*** Document excerpt ***

Connecticut Will Sue Trump Administration For Ending Affordable Care Act Subsidies

Connecticut will join other states in a lawsuit against the Trump administration after the White House announced its intention to end key payments to insurance companies who sell plans on Affordable Care Act exchanges.

“President Trump’s latest action is incredibly mean-spirited,” state Attorney General George Jepsen said Friday. The lawsuit accuses Trump of violating President Barack Obama’s signature health care law as well as a law that governs the way presidential administrations can establish new regulations.

The more than 40,000 people in Connecticut who qualify for cost-sharing reduction payments will continue to receive them, but the move is anticipated to further destabilize insurance markets with the brunt of any premium increases borne by higher-income Obamacare customers, some of who may choose to stop buying health insurance.

Insurers who sell Affordable Care Act plans — including Anthem and ConnectiCare in Connecticut — faced months of uncertainty over whether or not the Trump administration would continue the cost-sharing reduction payments, which offset the expense to insurers to sell silver-level plans with reduced deductibles and copays to low-income customers.

*** Listed entries ***

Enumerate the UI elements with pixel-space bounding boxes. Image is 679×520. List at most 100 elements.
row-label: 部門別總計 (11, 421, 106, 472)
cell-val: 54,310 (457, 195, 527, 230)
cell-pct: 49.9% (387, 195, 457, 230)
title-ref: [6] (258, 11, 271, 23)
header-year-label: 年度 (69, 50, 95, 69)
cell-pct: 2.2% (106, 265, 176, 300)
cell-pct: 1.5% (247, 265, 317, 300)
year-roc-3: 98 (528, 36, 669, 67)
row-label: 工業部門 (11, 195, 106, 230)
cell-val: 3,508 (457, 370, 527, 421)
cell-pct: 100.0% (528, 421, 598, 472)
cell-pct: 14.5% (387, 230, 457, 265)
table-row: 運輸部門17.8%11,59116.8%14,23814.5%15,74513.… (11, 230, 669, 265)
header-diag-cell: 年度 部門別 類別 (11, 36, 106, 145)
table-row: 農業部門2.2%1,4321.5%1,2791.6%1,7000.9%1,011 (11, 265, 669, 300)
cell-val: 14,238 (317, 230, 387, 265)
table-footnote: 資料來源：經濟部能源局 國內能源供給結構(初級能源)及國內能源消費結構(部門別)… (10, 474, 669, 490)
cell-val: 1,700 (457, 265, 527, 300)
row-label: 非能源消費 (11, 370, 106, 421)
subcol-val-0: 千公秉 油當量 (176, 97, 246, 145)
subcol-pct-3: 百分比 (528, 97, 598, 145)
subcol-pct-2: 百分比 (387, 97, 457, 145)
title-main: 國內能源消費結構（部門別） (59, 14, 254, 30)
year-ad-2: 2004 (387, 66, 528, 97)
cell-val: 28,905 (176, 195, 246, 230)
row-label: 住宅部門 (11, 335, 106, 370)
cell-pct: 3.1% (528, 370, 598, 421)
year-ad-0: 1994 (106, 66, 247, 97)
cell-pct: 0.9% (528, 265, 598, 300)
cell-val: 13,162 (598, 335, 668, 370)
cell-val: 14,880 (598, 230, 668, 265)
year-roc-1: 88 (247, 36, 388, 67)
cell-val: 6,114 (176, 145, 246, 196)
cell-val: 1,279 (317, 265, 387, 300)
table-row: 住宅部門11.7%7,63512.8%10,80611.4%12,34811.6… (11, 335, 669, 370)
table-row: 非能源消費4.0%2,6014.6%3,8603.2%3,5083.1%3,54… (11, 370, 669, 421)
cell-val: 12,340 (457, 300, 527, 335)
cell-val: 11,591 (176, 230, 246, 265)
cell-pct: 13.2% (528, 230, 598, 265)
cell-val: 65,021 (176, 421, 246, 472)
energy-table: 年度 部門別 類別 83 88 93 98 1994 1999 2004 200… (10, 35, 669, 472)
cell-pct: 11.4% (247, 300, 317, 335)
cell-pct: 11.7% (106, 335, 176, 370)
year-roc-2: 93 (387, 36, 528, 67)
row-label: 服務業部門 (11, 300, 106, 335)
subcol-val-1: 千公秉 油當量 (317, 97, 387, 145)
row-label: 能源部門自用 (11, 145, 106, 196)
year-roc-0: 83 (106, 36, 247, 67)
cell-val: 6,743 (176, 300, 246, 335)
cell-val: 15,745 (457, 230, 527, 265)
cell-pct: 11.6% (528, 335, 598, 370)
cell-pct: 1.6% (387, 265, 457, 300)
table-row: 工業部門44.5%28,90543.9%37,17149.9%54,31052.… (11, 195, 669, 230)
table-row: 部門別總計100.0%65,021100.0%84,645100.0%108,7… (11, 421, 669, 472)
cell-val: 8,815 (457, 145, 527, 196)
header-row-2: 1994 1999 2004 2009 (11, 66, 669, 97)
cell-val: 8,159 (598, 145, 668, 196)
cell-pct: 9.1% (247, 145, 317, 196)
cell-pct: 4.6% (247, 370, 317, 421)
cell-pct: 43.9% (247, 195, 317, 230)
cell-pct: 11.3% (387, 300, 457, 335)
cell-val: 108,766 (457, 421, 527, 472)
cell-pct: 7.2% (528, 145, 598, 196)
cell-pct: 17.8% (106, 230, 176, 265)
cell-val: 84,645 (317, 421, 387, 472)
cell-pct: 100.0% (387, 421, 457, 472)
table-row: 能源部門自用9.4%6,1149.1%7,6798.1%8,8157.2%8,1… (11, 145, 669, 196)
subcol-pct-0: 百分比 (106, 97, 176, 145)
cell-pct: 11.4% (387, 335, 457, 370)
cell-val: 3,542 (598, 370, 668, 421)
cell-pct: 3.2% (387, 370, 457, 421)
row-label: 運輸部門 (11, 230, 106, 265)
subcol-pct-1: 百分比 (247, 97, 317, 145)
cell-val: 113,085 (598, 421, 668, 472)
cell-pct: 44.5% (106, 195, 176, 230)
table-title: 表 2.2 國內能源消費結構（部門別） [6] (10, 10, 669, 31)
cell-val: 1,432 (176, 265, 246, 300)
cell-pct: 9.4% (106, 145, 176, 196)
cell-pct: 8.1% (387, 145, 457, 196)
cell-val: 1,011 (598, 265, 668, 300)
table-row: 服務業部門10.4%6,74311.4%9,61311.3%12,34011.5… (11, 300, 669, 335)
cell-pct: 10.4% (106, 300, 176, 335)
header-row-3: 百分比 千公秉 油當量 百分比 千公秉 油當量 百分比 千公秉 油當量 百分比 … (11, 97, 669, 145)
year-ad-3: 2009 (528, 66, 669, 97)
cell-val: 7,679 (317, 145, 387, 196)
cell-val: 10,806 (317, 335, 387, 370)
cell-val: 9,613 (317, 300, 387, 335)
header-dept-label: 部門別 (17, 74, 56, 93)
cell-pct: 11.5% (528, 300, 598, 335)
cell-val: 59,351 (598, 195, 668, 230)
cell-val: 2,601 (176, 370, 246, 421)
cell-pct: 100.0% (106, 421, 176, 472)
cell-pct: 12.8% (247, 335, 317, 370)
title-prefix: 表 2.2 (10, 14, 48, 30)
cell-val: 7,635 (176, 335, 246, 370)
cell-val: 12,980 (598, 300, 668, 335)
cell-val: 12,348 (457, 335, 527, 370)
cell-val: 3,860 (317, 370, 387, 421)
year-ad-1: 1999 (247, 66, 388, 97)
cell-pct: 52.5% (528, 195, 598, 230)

***

» **What this exercise asks**:
1) In the article on Connecticut's lawsuit over Affordable Care Act subsidies, how many people in Connecticut qualify for cost-sharing reduction payments?
2) Continue the article on Connecticut's lawsuit over Affordable Care Act subsidies from its last sentence.

» **Responses by item number**:
1) More than 40,000.

2)
President Donald Trump for months has decried the billions of dollars in payments, which go to about 6 million Americans, as a “bailout” for the insurance industry. But the nonpartisan Congressional Budget Office warned premiums — and the federal deficit — would increase if the payments were cut off.

Anthem and ConnectiCare receive about $50 million in cost-sharing reduction payments for Connecticut customers. An Anthem spokeswoman referred to a joint statement from America’s Health Insurance Plans and Blue Cross Blue Shield Association.

“These benefits help real people every day, and if they are ended, there will be real consequences,” the two insurance groups said. “These payments are not a bailout – they are passed from the federal government through health plans to medical providers to help lower costs for patients who see a doctor to treat their cancer or fill a prescription for a life-saving medication.”